++++ STORED DATA

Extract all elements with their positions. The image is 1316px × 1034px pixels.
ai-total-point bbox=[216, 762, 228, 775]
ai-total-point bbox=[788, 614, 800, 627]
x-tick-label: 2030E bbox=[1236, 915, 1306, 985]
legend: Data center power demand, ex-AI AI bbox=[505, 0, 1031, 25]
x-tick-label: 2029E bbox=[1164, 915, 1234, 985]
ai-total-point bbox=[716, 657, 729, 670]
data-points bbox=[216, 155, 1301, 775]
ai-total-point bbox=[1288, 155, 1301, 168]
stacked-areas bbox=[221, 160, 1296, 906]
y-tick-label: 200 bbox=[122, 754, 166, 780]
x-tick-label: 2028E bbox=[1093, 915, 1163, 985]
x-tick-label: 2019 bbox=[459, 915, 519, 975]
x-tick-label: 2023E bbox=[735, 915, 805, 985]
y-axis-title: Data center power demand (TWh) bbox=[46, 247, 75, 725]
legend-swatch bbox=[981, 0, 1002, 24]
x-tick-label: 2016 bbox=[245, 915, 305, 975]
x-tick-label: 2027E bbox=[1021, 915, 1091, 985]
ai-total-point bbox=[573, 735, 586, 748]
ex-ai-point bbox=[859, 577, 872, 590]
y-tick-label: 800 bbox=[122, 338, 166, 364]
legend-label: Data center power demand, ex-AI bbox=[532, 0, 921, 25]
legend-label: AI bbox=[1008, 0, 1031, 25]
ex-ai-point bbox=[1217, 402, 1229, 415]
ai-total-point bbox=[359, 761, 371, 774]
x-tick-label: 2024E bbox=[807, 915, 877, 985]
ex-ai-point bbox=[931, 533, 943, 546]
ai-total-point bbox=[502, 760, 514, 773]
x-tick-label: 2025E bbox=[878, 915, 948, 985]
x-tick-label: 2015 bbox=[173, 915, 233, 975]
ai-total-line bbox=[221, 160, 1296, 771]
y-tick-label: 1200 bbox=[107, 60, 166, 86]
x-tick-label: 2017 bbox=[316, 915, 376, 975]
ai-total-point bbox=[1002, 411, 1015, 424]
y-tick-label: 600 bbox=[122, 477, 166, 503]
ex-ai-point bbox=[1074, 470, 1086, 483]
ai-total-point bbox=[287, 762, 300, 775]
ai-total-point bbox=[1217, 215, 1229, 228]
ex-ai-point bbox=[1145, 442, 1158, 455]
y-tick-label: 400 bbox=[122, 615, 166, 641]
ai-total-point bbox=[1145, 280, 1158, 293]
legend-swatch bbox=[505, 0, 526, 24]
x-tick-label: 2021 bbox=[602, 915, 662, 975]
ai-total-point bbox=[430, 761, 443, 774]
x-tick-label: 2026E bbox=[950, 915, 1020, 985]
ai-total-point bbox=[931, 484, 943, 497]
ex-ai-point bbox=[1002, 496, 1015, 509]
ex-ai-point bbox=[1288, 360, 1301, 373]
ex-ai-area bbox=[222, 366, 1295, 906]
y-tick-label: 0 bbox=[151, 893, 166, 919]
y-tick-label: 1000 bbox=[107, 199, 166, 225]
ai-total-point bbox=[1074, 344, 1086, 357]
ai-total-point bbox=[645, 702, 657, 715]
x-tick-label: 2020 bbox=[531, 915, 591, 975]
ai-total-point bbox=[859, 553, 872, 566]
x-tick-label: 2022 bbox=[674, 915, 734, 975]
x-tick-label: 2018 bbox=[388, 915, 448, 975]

++++++++

WORK TO BE COMPLETED =>
Copy out all of the data above word for word, without changing anything.

REPLY =>
Extract all elements with their positions. The image is 1316px × 1034px pixels.
ai-total-point bbox=[216, 762, 228, 775]
ai-total-point bbox=[788, 614, 800, 627]
x-tick-label: 2030E bbox=[1236, 915, 1306, 985]
legend: Data center power demand, ex-AI AI bbox=[505, 0, 1031, 25]
x-tick-label: 2029E bbox=[1164, 915, 1234, 985]
ai-total-point bbox=[716, 657, 729, 670]
data-points bbox=[216, 155, 1301, 775]
ai-total-point bbox=[1288, 155, 1301, 168]
stacked-areas bbox=[221, 160, 1296, 906]
y-tick-label: 200 bbox=[122, 754, 166, 780]
x-tick-label: 2028E bbox=[1093, 915, 1163, 985]
x-tick-label: 2019 bbox=[459, 915, 519, 975]
x-tick-label: 2023E bbox=[735, 915, 805, 985]
y-axis-title: Data center power demand (TWh) bbox=[46, 247, 75, 725]
legend-swatch bbox=[981, 0, 1002, 24]
x-tick-label: 2016 bbox=[245, 915, 305, 975]
x-tick-label: 2027E bbox=[1021, 915, 1091, 985]
ai-total-point bbox=[573, 735, 586, 748]
ex-ai-point bbox=[859, 577, 872, 590]
y-tick-label: 800 bbox=[122, 338, 166, 364]
legend-label: Data center power demand, ex-AI bbox=[532, 0, 921, 25]
legend-label: AI bbox=[1008, 0, 1031, 25]
ex-ai-point bbox=[1217, 402, 1229, 415]
ai-total-point bbox=[359, 761, 371, 774]
x-tick-label: 2024E bbox=[807, 915, 877, 985]
ex-ai-point bbox=[931, 533, 943, 546]
ai-total-point bbox=[502, 760, 514, 773]
x-tick-label: 2025E bbox=[878, 915, 948, 985]
x-tick-label: 2015 bbox=[173, 915, 233, 975]
ai-total-line bbox=[221, 160, 1296, 771]
y-tick-label: 1200 bbox=[107, 60, 166, 86]
x-tick-label: 2017 bbox=[316, 915, 376, 975]
ai-total-point bbox=[1002, 411, 1015, 424]
y-tick-label: 600 bbox=[122, 477, 166, 503]
ex-ai-point bbox=[1074, 470, 1086, 483]
ai-total-point bbox=[287, 762, 300, 775]
ai-total-point bbox=[1217, 215, 1229, 228]
ex-ai-point bbox=[1145, 442, 1158, 455]
y-tick-label: 400 bbox=[122, 615, 166, 641]
ai-total-point bbox=[1145, 280, 1158, 293]
legend-swatch bbox=[505, 0, 526, 24]
x-tick-label: 2021 bbox=[602, 915, 662, 975]
ai-total-point bbox=[430, 761, 443, 774]
x-tick-label: 2026E bbox=[950, 915, 1020, 985]
ai-total-point bbox=[931, 484, 943, 497]
ex-ai-point bbox=[1002, 496, 1015, 509]
ex-ai-point bbox=[1288, 360, 1301, 373]
ex-ai-area bbox=[222, 366, 1295, 906]
y-tick-label: 0 bbox=[151, 893, 166, 919]
y-tick-label: 1000 bbox=[107, 199, 166, 225]
ai-total-point bbox=[1074, 344, 1086, 357]
ai-total-point bbox=[645, 702, 657, 715]
x-tick-label: 2020 bbox=[531, 915, 591, 975]
ai-total-point bbox=[859, 553, 872, 566]
x-tick-label: 2022 bbox=[674, 915, 734, 975]
x-tick-label: 2018 bbox=[388, 915, 448, 975]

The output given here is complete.